-- Start --
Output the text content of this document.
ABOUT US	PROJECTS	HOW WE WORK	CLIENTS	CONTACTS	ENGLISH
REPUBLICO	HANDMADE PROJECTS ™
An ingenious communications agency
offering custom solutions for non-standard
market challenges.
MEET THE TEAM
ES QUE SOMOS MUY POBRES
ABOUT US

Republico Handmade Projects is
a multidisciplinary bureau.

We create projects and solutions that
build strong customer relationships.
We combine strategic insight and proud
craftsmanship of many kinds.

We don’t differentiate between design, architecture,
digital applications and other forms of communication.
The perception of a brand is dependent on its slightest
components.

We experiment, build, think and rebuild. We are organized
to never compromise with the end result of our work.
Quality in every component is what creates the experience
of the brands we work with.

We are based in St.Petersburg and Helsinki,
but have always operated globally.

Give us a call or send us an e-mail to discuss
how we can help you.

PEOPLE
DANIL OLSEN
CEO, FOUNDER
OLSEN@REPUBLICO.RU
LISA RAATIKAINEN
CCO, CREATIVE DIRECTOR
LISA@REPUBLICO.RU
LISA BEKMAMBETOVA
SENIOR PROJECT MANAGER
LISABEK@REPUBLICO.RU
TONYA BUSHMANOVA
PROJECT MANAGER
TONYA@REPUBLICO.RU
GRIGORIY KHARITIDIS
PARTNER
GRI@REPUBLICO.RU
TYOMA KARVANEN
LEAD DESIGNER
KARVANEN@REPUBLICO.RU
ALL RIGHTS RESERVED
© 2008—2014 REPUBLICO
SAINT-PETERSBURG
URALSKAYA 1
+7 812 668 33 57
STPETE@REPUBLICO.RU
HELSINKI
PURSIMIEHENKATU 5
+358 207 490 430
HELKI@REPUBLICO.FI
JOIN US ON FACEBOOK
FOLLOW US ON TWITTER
-- End --
**Exercise goal**
Return all of the entries exactly as written.

**Correct result**
Output the text content of this document.
ABOUT US	PROJECTS	HOW WE WORK	CLIENTS	CONTACTS	ENGLISH
REPUBLICO	HANDMADE PROJECTS ™
An ingenious communications agency
offering custom solutions for non-standard
market challenges.
MEET THE TEAM
ES QUE SOMOS MUY POBRES
ABOUT US

Republico Handmade Projects is
a multidisciplinary bureau.

We create projects and solutions that
build strong customer relationships.
We combine strategic insight and proud
craftsmanship of many kinds.

We don’t differentiate between design, architecture,
digital applications and other forms of communication.
The perception of a brand is dependent on its slightest
components.

We experiment, build, think and rebuild. We are organized
to never compromise with the end result of our work.
Quality in every component is what creates the experience
of the brands we work with.

We are based in St.Petersburg and Helsinki,
but have always operated globally.

Give us a call or send us an e-mail to discuss
how we can help you.

PEOPLE
DANIL OLSEN
CEO, FOUNDER
OLSEN@REPUBLICO.RU
LISA RAATIKAINEN
CCO, CREATIVE DIRECTOR
LISA@REPUBLICO.RU
LISA BEKMAMBETOVA
SENIOR PROJECT MANAGER
LISABEK@REPUBLICO.RU
TONYA BUSHMANOVA
PROJECT MANAGER
TONYA@REPUBLICO.RU
GRIGORIY KHARITIDIS
PARTNER
GRI@REPUBLICO.RU
TYOMA KARVANEN
LEAD DESIGNER
KARVANEN@REPUBLICO.RU
ALL RIGHTS RESERVED
© 2008—2014 REPUBLICO
SAINT-PETERSBURG
URALSKAYA 1
+7 812 668 33 57
STPETE@REPUBLICO.RU
HELSINKI
PURSIMIEHENKATU 5
+358 207 490 430
HELKI@REPUBLICO.FI
JOIN US ON FACEBOOK
FOLLOW US ON TWITTER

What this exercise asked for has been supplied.